(Records)
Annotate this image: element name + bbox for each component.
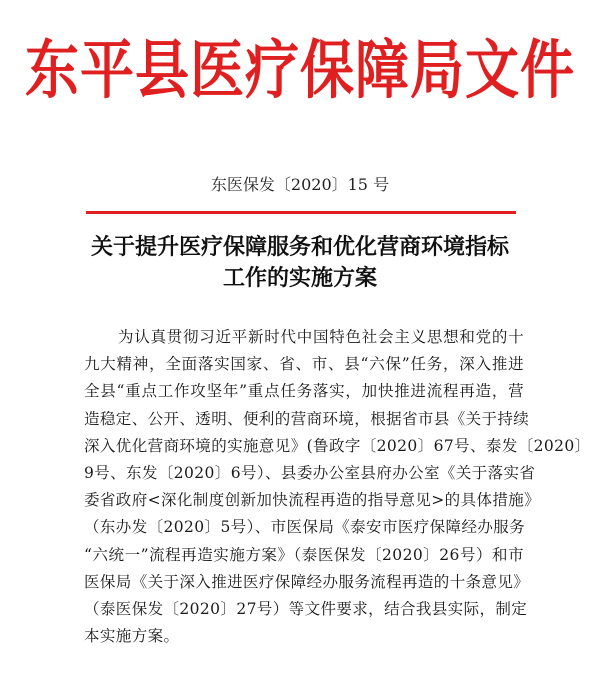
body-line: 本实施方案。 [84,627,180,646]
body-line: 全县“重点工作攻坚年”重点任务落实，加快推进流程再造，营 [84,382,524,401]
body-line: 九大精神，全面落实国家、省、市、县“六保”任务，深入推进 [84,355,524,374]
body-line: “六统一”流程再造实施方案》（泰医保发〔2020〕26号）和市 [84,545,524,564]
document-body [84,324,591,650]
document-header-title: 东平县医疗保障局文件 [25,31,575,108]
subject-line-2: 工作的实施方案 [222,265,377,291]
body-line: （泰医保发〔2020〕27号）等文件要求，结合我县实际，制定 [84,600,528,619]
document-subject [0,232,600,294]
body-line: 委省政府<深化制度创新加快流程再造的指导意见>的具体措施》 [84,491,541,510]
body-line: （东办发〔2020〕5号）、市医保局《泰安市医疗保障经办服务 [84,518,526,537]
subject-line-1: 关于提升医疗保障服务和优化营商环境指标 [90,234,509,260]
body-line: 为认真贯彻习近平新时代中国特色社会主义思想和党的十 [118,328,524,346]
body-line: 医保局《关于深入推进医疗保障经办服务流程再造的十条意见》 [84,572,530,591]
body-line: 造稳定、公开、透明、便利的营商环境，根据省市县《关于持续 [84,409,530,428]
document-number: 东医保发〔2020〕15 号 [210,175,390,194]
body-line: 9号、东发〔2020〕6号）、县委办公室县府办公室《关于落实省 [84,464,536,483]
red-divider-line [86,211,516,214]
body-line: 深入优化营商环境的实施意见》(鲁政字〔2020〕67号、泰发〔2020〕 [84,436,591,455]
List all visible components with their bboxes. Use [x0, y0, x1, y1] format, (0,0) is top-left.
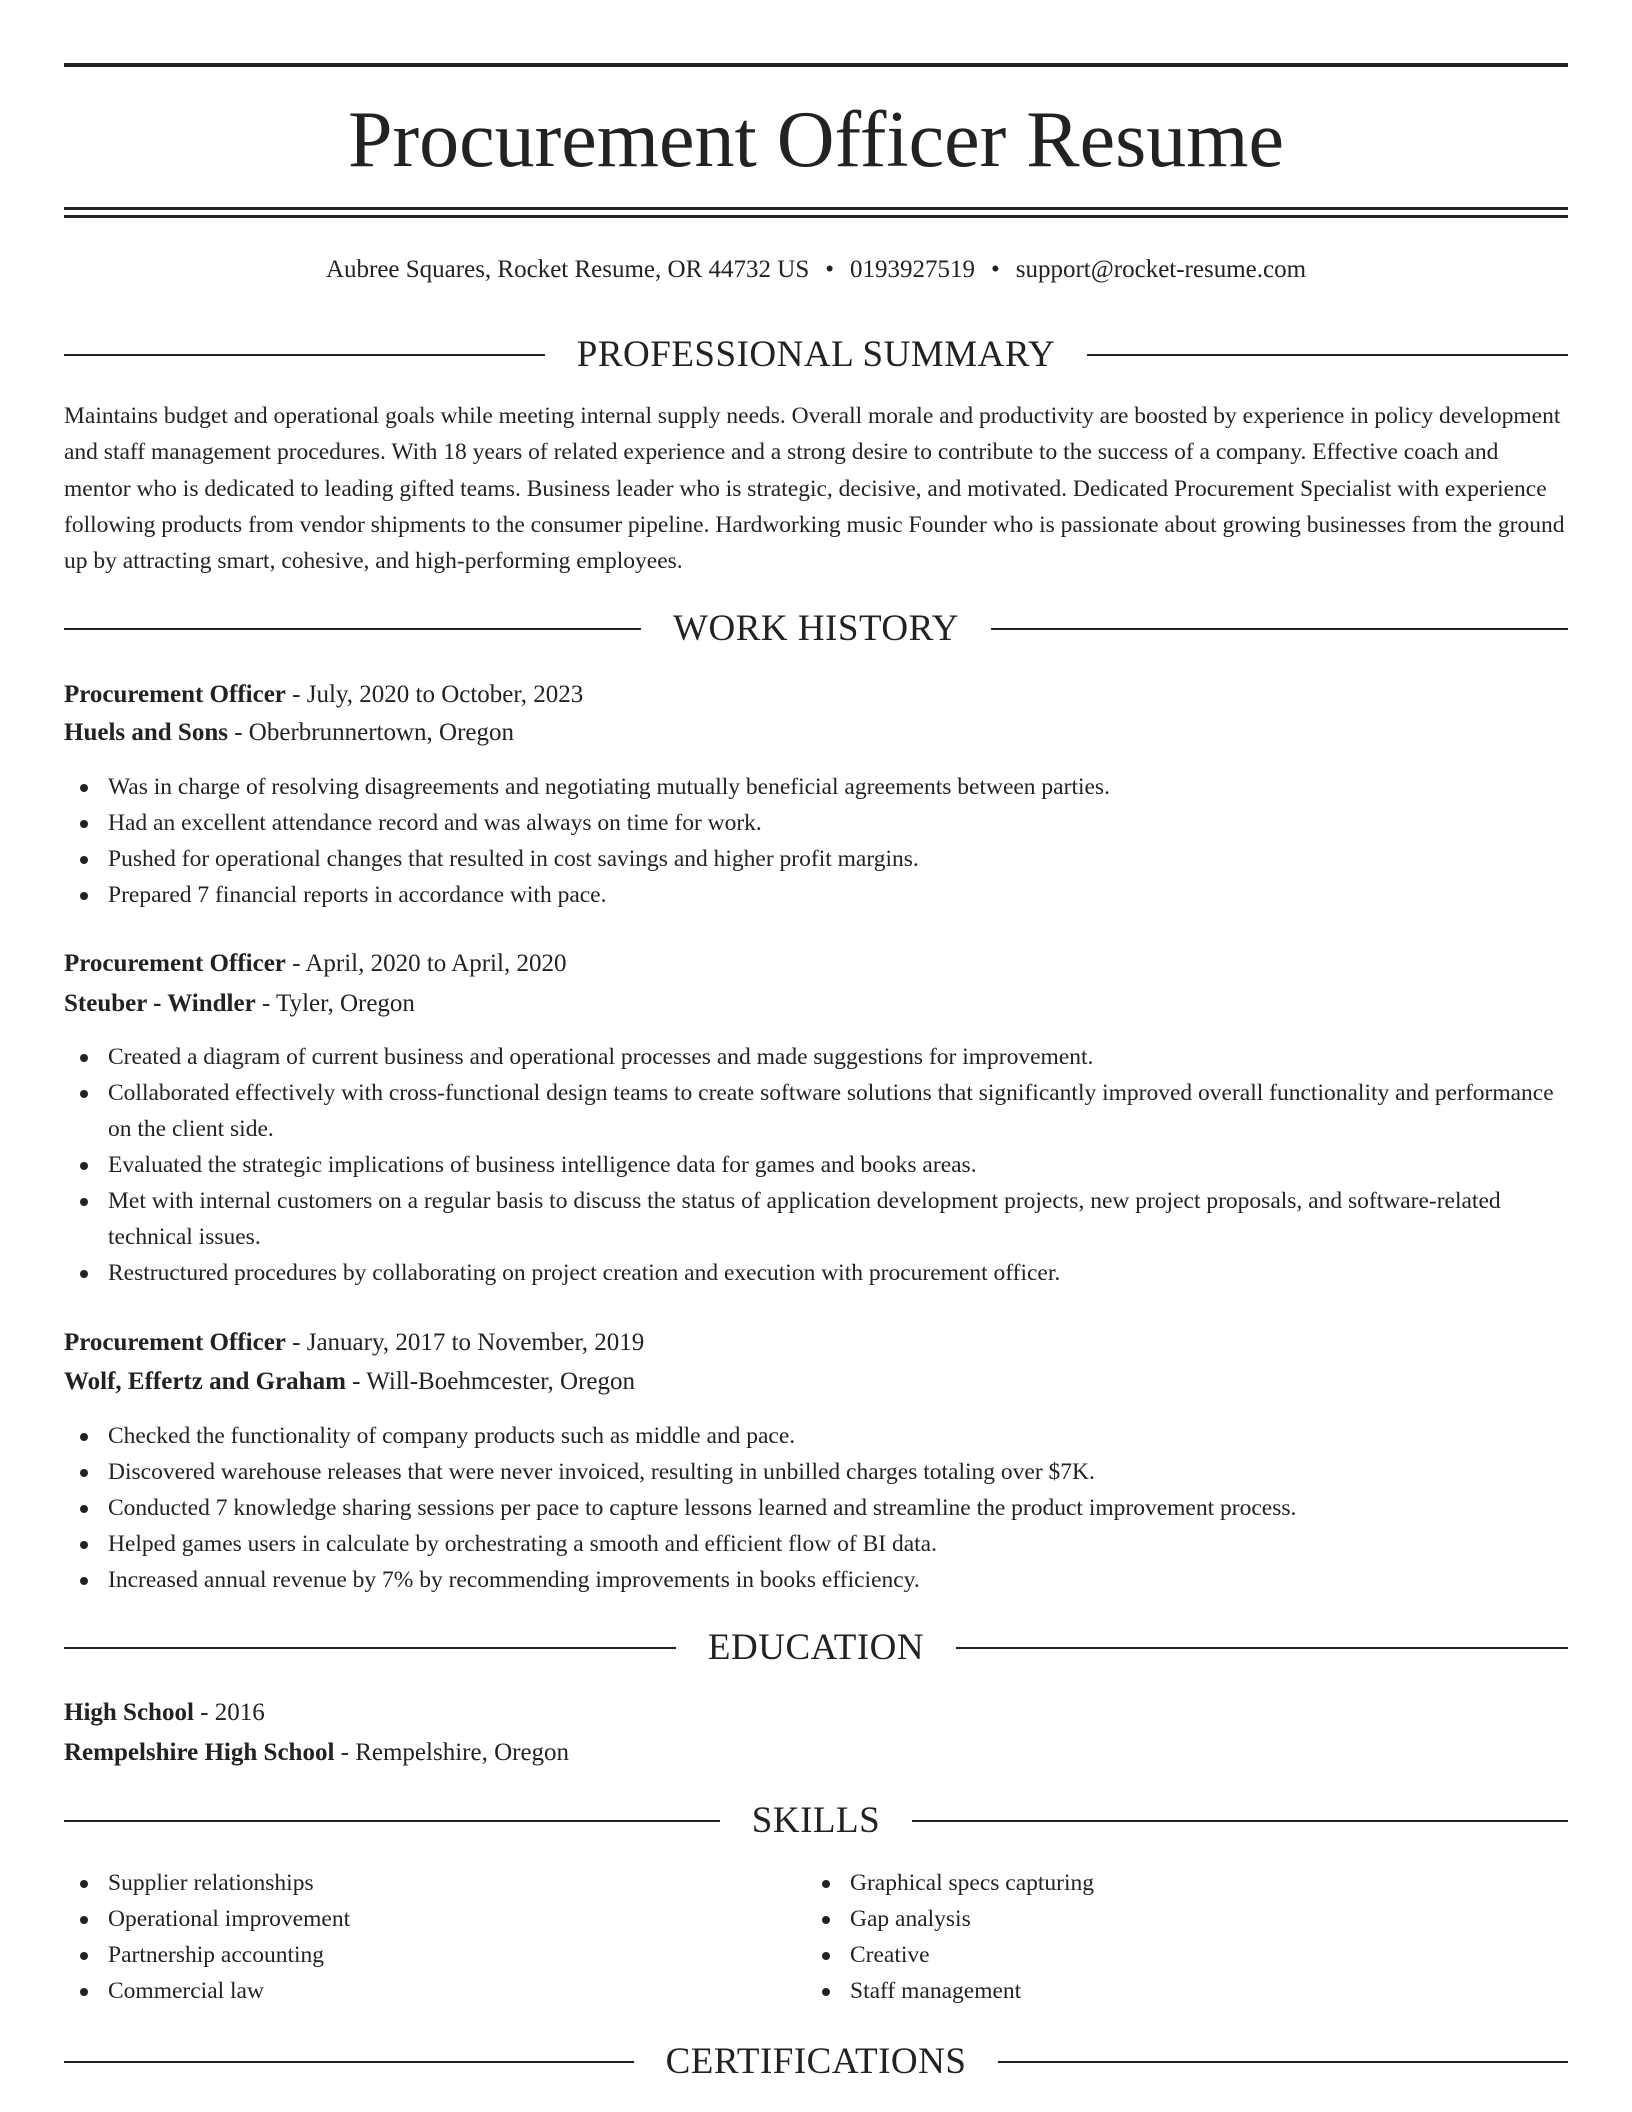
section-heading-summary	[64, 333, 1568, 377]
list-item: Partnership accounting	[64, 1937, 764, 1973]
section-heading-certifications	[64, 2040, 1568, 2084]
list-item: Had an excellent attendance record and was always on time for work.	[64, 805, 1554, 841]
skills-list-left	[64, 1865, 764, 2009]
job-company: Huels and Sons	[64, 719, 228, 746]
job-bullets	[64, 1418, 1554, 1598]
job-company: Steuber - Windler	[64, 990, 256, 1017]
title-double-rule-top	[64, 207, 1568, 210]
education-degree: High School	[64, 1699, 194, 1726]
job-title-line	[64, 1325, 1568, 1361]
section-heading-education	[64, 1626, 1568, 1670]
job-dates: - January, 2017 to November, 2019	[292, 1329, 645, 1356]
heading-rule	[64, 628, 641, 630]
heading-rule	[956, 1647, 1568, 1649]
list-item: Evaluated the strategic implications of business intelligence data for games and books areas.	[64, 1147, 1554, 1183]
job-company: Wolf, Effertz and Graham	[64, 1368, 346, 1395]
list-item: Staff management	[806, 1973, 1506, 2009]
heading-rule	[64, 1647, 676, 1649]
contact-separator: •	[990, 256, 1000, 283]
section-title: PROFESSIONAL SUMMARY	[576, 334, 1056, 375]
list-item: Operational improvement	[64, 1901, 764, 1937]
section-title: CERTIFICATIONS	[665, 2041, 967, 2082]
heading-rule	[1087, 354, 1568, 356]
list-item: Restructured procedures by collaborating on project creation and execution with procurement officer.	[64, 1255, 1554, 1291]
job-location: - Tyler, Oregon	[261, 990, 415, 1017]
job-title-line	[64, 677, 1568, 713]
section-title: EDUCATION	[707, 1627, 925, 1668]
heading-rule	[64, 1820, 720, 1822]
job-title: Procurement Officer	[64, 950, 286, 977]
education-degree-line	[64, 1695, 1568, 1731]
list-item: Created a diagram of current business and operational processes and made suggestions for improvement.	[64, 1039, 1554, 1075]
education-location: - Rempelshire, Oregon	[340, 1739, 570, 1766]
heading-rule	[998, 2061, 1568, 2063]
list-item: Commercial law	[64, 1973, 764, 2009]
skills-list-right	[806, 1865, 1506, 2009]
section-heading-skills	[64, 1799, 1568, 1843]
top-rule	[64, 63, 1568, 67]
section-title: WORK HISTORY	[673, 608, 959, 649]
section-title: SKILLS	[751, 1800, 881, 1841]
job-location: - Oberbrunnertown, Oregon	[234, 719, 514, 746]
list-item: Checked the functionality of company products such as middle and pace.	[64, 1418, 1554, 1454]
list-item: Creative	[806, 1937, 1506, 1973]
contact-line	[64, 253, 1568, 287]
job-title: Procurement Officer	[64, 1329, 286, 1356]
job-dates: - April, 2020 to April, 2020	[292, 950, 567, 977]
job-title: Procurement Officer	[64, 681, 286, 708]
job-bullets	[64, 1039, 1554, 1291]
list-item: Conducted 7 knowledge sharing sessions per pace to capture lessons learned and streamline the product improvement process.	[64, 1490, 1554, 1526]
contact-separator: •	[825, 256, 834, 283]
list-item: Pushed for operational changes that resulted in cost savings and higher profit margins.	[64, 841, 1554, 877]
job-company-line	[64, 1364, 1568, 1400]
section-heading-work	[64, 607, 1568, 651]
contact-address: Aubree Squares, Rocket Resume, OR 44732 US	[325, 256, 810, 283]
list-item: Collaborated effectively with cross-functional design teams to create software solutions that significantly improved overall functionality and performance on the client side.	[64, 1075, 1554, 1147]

_WHAT YOU SHOULD DO:_ Rewrite only the stretch of the data from the line containing "333, 1568, 377]" through the line containing "1647, 676, 1649]", replacing "Staff management" with "Team leadership" and leaving everything else the same.

_RESPONSE TO THE TASK:_
section-heading-summary	[64, 333, 1568, 377]
list-item: Partnership accounting	[64, 1937, 764, 1973]
section-heading-certifications	[64, 2040, 1568, 2084]
list-item: Had an excellent attendance record and was always on time for work.	[64, 805, 1554, 841]
skills-list-left	[64, 1865, 764, 2009]
job-company: Huels and Sons	[64, 719, 228, 746]
job-bullets	[64, 1418, 1554, 1598]
job-company: Steuber - Windler	[64, 990, 256, 1017]
title-double-rule-top	[64, 207, 1568, 210]
education-degree: High School	[64, 1699, 194, 1726]
job-title-line	[64, 1325, 1568, 1361]
section-heading-education	[64, 1626, 1568, 1670]
job-dates: - January, 2017 to November, 2019	[292, 1329, 645, 1356]
heading-rule	[64, 628, 641, 630]
heading-rule	[956, 1647, 1568, 1649]
list-item: Evaluated the strategic implications of business intelligence data for games and books areas.	[64, 1147, 1554, 1183]
job-company: Wolf, Effertz and Graham	[64, 1368, 346, 1395]
list-item: Team leadership	[806, 1973, 1506, 2009]
heading-rule	[64, 1647, 676, 1649]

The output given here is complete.